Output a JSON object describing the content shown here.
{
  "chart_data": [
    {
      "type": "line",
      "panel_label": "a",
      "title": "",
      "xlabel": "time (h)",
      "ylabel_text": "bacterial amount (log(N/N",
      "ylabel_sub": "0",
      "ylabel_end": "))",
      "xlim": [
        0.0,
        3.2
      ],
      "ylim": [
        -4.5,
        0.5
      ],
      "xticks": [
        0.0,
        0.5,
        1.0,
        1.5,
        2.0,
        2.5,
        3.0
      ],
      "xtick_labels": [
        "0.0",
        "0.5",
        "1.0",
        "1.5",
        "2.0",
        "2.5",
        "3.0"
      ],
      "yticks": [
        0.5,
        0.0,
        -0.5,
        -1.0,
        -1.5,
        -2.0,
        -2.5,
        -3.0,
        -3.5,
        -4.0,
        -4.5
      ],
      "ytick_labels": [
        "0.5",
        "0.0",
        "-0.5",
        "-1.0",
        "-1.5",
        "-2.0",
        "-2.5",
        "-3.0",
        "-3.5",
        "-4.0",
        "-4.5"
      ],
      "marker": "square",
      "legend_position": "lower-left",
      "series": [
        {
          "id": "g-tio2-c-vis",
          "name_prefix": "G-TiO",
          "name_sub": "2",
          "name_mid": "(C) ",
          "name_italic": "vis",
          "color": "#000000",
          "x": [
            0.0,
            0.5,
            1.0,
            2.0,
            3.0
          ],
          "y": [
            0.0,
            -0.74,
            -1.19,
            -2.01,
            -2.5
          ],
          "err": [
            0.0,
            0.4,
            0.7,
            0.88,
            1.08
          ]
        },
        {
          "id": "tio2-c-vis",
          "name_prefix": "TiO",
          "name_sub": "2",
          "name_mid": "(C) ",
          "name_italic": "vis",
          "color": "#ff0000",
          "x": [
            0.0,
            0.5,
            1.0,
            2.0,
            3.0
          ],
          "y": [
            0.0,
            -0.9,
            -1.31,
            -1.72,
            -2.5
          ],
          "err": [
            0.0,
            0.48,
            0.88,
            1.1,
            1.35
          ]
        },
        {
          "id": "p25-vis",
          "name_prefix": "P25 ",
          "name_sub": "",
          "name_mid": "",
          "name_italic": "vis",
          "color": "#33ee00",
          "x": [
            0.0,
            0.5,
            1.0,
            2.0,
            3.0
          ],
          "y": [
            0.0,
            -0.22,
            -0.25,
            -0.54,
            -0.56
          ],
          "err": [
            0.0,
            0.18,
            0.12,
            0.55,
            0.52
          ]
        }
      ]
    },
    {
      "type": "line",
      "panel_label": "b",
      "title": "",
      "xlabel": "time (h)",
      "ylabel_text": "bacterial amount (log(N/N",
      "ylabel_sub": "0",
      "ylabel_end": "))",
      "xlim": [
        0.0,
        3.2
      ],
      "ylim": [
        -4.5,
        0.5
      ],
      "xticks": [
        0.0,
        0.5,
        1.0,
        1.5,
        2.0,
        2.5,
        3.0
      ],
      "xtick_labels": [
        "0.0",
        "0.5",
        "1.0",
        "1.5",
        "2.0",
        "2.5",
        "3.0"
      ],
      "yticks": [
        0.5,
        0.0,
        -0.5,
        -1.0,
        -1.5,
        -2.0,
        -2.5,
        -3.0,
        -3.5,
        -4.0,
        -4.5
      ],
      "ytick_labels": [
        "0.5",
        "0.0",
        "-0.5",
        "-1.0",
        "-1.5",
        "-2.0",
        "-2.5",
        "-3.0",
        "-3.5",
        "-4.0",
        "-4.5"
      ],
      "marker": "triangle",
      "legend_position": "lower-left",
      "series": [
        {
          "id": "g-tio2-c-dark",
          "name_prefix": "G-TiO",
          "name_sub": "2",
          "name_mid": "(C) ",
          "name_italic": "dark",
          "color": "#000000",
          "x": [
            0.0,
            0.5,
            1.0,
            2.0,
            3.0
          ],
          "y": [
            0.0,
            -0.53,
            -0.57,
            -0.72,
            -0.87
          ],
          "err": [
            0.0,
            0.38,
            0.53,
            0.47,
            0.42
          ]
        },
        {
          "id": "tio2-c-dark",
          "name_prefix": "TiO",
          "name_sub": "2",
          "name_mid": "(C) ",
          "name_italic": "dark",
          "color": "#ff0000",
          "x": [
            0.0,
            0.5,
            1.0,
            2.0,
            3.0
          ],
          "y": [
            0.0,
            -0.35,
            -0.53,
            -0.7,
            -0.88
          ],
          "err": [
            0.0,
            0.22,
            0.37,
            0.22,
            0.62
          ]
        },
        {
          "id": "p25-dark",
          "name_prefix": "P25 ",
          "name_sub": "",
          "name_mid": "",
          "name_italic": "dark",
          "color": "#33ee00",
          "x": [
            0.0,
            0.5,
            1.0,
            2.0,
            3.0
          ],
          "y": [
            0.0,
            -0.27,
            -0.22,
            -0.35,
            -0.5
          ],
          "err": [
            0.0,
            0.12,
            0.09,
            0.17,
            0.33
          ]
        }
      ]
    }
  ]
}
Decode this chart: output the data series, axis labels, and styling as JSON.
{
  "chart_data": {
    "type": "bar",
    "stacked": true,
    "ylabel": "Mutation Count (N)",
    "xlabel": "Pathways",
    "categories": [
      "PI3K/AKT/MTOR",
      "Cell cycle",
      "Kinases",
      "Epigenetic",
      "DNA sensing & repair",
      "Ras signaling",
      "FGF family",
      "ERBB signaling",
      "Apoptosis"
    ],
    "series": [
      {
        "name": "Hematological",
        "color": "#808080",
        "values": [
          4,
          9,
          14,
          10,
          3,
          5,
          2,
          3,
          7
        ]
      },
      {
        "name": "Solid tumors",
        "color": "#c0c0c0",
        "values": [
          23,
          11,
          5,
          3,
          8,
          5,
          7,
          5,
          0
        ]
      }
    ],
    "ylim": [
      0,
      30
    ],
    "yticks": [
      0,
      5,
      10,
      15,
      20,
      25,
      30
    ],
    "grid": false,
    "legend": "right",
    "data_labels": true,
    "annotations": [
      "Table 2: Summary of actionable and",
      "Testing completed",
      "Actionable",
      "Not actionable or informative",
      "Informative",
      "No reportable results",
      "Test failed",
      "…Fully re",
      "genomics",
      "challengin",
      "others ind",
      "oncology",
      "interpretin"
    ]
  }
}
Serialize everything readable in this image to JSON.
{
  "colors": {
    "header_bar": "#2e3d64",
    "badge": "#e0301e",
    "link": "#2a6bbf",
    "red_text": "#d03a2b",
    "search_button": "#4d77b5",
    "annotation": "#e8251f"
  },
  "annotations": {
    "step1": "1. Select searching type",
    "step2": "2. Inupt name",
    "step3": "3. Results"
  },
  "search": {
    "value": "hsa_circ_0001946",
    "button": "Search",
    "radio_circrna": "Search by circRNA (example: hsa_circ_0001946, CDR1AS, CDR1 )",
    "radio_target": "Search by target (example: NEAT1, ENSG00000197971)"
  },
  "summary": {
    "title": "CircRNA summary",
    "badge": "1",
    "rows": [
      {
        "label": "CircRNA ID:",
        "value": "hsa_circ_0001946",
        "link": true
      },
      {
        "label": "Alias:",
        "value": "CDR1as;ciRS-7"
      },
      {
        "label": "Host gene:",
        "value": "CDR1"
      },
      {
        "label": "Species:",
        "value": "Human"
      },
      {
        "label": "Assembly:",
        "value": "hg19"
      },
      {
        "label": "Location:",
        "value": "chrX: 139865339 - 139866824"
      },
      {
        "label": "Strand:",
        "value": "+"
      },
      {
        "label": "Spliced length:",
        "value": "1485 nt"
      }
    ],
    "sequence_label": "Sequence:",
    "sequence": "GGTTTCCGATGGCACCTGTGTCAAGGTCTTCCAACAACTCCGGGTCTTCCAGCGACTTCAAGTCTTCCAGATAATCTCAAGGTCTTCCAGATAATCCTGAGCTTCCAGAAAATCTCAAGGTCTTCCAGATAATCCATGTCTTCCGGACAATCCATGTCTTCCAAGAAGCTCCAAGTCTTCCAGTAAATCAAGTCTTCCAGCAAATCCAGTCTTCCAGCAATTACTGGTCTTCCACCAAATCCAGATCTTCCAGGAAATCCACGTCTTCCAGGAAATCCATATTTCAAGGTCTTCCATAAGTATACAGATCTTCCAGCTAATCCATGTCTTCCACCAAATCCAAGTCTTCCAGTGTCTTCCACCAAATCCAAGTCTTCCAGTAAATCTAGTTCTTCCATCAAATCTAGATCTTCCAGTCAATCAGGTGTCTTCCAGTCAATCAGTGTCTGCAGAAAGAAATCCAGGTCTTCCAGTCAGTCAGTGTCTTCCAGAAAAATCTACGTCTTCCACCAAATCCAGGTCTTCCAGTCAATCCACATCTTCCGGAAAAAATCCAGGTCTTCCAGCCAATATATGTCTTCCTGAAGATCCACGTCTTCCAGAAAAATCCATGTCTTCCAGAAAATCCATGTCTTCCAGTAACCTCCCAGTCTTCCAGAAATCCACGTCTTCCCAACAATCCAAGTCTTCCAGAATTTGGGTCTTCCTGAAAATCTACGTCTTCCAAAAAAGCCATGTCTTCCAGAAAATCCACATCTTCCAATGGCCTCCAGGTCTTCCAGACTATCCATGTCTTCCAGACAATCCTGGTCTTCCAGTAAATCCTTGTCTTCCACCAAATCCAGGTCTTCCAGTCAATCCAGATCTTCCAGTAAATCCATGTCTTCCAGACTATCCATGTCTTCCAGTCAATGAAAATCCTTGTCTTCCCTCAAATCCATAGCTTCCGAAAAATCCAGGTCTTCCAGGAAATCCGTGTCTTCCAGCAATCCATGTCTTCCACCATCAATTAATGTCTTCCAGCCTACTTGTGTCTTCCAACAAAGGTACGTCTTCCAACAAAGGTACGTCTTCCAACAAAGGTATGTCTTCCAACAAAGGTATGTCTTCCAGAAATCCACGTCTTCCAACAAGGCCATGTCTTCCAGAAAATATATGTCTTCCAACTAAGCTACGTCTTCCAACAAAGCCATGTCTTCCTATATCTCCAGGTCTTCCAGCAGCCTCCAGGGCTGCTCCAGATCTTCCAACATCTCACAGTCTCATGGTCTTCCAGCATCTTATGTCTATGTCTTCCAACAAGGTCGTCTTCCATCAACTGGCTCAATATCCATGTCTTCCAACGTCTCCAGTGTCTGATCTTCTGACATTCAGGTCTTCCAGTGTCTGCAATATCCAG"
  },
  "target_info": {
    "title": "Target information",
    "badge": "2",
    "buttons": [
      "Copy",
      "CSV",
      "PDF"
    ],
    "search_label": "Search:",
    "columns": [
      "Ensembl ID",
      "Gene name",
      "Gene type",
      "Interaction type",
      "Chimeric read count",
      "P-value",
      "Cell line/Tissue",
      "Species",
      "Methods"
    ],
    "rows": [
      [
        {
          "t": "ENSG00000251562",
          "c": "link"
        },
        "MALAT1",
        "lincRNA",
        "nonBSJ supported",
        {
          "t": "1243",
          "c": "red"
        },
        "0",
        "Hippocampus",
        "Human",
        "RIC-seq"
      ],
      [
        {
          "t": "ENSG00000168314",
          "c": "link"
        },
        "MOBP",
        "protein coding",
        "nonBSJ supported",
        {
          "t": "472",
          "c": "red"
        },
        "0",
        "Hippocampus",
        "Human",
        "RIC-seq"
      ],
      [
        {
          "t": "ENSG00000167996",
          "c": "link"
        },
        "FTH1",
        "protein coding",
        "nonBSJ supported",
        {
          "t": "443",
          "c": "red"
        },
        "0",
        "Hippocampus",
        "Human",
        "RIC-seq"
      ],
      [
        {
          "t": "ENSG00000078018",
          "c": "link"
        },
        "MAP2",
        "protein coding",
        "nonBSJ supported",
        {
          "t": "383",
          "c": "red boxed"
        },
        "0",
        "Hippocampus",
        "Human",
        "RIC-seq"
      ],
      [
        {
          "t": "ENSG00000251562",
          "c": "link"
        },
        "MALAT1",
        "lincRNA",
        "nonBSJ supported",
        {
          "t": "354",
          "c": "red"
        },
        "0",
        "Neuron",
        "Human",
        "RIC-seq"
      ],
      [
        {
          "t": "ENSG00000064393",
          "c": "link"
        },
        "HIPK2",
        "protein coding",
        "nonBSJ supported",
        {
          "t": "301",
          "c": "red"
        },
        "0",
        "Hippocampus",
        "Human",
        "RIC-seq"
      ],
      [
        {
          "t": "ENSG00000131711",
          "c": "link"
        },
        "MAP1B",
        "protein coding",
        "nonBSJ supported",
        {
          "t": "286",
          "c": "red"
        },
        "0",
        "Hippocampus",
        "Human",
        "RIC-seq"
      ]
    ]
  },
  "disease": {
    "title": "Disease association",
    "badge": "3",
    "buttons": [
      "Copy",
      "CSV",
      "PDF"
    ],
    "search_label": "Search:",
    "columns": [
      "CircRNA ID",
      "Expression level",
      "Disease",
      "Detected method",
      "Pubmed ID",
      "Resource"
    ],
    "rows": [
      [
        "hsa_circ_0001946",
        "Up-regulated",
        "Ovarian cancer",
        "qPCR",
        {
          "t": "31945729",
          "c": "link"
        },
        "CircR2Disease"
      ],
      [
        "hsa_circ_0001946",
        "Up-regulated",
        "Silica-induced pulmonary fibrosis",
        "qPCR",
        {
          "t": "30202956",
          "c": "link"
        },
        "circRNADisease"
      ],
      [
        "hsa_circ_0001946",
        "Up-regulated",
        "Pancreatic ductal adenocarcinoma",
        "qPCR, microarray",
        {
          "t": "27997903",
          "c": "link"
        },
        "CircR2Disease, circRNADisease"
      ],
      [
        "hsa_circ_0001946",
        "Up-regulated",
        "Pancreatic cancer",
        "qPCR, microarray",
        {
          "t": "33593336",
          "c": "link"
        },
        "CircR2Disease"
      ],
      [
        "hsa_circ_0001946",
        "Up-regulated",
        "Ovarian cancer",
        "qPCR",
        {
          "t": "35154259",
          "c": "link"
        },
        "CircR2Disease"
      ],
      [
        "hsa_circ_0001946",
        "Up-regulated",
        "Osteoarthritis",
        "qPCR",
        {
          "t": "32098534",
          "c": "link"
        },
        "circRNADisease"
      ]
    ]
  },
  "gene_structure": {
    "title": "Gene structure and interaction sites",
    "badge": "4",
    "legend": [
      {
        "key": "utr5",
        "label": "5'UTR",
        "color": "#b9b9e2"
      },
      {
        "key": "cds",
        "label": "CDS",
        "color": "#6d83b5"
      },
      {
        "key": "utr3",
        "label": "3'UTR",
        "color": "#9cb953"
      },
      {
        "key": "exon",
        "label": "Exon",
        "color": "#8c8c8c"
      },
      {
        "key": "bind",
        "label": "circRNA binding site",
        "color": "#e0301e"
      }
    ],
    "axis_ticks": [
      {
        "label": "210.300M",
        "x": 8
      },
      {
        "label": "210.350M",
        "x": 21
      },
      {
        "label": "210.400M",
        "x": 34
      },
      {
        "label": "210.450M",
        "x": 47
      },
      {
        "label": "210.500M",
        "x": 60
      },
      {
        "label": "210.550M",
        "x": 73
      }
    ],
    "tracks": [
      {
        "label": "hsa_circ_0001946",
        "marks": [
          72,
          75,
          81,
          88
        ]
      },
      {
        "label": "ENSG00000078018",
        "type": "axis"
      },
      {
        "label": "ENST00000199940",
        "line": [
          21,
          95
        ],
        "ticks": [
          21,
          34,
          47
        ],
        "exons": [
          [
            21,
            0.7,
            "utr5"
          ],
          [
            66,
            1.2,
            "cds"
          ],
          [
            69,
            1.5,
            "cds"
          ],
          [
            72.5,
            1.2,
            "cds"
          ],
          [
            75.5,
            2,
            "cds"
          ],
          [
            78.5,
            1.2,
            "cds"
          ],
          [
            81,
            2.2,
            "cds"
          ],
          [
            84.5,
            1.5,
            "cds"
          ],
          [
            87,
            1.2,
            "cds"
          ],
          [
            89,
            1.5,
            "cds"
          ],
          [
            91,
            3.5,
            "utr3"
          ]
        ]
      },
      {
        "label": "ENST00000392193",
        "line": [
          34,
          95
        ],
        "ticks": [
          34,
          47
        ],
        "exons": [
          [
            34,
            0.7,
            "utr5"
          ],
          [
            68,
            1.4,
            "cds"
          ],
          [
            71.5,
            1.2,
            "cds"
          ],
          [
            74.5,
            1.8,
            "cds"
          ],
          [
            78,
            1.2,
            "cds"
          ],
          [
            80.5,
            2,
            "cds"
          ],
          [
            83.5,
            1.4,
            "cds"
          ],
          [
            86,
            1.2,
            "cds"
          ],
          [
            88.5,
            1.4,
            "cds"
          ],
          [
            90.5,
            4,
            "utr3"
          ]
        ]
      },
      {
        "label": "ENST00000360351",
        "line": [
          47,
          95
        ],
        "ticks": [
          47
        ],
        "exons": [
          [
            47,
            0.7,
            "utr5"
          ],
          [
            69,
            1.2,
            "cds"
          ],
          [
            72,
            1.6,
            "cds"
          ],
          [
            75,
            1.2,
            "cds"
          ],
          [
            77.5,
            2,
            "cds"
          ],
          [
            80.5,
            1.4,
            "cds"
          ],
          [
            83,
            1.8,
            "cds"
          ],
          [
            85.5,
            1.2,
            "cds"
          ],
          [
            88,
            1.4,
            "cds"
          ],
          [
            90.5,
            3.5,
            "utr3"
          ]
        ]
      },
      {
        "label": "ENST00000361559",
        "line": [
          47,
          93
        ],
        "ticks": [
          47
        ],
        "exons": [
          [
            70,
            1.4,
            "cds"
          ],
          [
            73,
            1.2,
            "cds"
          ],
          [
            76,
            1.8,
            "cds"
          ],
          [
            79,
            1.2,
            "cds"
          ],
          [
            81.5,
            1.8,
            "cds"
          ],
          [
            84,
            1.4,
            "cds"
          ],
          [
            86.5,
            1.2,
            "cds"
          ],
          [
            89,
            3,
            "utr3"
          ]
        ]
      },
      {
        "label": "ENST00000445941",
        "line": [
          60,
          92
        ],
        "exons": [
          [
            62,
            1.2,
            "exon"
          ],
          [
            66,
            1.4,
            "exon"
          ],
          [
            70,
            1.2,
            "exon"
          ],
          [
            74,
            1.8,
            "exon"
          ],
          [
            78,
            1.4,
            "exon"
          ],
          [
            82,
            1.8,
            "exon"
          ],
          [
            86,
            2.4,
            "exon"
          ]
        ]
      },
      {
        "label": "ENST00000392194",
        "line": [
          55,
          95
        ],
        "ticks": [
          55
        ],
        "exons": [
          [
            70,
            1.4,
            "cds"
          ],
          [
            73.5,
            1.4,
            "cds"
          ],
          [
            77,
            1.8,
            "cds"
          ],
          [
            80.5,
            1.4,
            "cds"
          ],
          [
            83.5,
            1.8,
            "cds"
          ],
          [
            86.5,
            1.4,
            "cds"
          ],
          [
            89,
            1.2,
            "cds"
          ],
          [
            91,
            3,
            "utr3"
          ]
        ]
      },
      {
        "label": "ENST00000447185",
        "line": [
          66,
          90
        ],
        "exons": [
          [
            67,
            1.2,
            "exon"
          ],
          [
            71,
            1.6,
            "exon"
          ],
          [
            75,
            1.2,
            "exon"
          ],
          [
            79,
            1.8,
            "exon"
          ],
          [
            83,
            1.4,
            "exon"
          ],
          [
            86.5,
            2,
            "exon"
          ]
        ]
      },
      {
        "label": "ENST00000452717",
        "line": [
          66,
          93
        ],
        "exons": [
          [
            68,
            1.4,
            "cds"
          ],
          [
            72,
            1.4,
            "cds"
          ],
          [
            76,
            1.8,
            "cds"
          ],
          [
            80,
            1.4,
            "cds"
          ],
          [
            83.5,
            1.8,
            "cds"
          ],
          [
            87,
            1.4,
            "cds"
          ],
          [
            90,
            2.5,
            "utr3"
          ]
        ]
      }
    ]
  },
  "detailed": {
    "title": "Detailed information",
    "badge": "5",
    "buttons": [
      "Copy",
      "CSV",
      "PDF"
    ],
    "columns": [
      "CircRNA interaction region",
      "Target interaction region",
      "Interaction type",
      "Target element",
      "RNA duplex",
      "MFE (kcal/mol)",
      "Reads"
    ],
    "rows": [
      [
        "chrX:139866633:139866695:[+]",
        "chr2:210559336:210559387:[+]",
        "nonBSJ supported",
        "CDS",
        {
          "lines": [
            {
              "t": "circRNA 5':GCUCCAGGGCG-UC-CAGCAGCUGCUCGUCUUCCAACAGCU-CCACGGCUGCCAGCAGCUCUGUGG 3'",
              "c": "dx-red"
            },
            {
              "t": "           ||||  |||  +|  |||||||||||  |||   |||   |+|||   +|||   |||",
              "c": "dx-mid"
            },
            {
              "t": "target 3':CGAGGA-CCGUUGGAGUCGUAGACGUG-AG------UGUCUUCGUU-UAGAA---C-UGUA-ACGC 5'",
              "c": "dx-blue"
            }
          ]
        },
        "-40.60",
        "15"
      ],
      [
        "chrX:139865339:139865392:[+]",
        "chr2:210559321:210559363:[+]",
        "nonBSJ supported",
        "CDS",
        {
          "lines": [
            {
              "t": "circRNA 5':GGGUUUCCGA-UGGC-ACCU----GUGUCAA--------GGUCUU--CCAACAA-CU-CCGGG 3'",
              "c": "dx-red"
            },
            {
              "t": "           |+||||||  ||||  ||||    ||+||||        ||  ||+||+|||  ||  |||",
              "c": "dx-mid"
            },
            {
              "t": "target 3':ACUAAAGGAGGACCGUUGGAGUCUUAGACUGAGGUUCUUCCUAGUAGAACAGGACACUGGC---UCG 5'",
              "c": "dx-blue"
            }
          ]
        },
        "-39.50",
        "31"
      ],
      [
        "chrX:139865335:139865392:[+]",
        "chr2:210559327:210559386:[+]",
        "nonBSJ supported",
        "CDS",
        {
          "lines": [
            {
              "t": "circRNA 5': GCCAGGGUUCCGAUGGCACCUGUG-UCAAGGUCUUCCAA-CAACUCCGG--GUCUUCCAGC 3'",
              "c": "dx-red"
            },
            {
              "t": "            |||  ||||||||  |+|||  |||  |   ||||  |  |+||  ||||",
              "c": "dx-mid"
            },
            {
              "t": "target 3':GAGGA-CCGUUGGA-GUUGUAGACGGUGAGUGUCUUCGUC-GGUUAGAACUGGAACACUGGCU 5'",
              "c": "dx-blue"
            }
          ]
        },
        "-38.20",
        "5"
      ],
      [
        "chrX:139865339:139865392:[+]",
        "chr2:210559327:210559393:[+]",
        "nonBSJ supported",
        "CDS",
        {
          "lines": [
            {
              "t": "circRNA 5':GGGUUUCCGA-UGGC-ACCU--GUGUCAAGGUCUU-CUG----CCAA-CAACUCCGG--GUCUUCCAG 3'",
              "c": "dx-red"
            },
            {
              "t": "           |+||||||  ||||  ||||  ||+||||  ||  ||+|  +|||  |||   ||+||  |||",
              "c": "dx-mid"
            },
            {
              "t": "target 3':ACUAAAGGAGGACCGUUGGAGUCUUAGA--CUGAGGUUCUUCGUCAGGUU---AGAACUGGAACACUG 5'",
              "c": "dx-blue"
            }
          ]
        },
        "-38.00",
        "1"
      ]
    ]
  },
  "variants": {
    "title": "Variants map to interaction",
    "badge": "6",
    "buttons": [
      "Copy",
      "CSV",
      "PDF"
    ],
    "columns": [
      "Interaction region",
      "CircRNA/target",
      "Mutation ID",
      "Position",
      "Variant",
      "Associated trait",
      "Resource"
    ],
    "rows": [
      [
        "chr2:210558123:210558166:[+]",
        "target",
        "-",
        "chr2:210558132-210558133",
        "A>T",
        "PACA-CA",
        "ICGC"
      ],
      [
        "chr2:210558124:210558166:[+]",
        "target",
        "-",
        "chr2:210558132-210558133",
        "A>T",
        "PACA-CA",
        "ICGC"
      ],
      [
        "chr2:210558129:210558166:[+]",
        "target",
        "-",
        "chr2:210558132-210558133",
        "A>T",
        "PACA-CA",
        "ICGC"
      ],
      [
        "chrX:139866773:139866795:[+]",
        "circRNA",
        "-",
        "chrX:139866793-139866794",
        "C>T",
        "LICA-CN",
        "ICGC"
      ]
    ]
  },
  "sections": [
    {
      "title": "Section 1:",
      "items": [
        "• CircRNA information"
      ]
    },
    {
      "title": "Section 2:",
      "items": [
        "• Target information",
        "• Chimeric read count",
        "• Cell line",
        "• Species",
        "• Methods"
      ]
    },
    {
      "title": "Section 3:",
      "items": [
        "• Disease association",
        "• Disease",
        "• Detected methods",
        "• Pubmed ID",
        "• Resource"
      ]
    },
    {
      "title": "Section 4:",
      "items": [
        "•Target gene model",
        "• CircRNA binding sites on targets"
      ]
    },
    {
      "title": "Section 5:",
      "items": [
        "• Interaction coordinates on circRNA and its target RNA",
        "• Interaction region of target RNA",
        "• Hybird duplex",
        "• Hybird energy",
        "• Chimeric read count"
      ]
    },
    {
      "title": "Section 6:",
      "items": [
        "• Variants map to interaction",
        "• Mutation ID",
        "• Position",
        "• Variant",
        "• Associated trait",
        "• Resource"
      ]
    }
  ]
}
######
## [WHAT TO DO]
Copy down every line of the entries containing the word "badge".

## [RESULT OF THE EXERCISE]
    "badge": "#e0301e",
    "badge": "1",
    "badge": "2",
    "badge": "3",
    "badge": "4",
    "badge": "5",
    "badge": "6",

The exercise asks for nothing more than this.